:: Instructions to follow ::
Answer these questions using the forum thread about the Freedom sailboat:
1. What type of boat does the user intheleigh own, according to the correction in the thread?
2. At which marina is the boat put in, and in which state?
3. According to the thread's opening lines, when will In The Leigh be for sale?

:: Text block ::
>> Begin
This is not the last boat I will own, and probably not the last one even this year. In The Leigh will be for sale sometime in the spring after she has been lovingly restored. For me, the love is fixing her while I sail her. 

Nothing quite so nice as simply messing about in boats...


----------



## intheleigh (Sep 15, 2008)

ok.. I was reading the posting above me, and posted the wrong thing.. I own a Freedom 25' Cat Sloop, not a 28. UGH.. brain farts.


----------



## beidson (May 26, 2009)

*Still Looking to sell Leigh?*

Hi - I realize this thread is pretty old, but I see you mentioned that you might be looking to sell your Freedom 25 sometime in the future....that's now....

Still planning to let it go? Where are you located?

Bill


----------



## intheleigh (Sep 15, 2008)

Bill...
It is kind of the future yes... and I will sell her. (Good time to be asking!!! Pretty cold here at the moment.)  
The boat is put in at Pickwick landing State Marina, in Mississippi. 
I would make a great deal at the moment. As I put more work in, the more the boat becomes.. ya know?
Michael


----------



## beidson (May 26, 2009)

Good to hear from you Michael. What sort of work are you doing on the boat these days?

Bill


----------



## racquetballnut (Oct 1, 2012)
>> End
:: Source data ::
>> Begin
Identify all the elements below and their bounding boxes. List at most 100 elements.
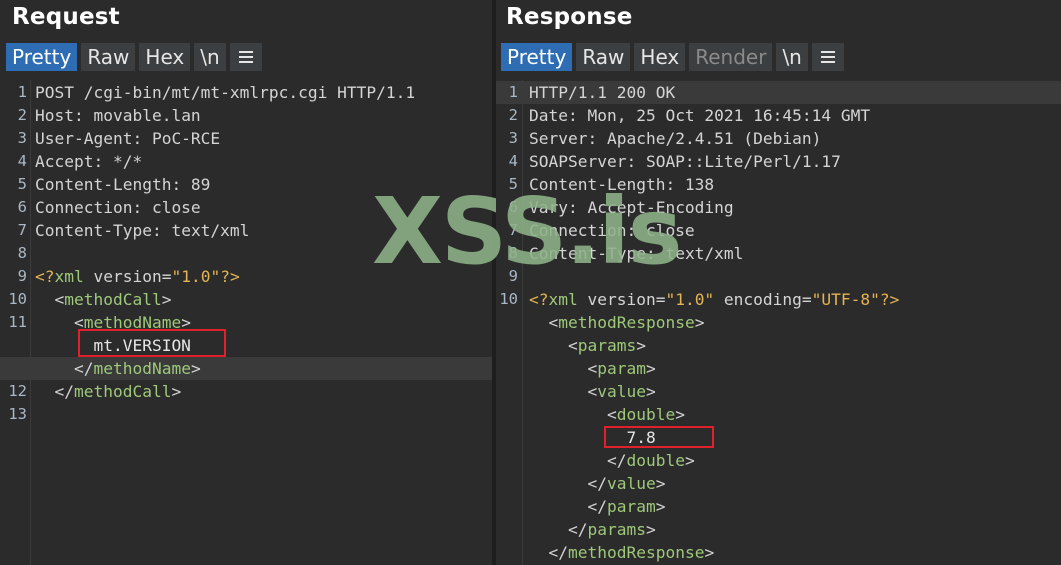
>> End
:: Task response ::
1. A Freedom 25' Cat Sloop.
2. Pickwick landing State Marina, in Mississippi.
3. Sometime in the spring, after she has been lovingly restored.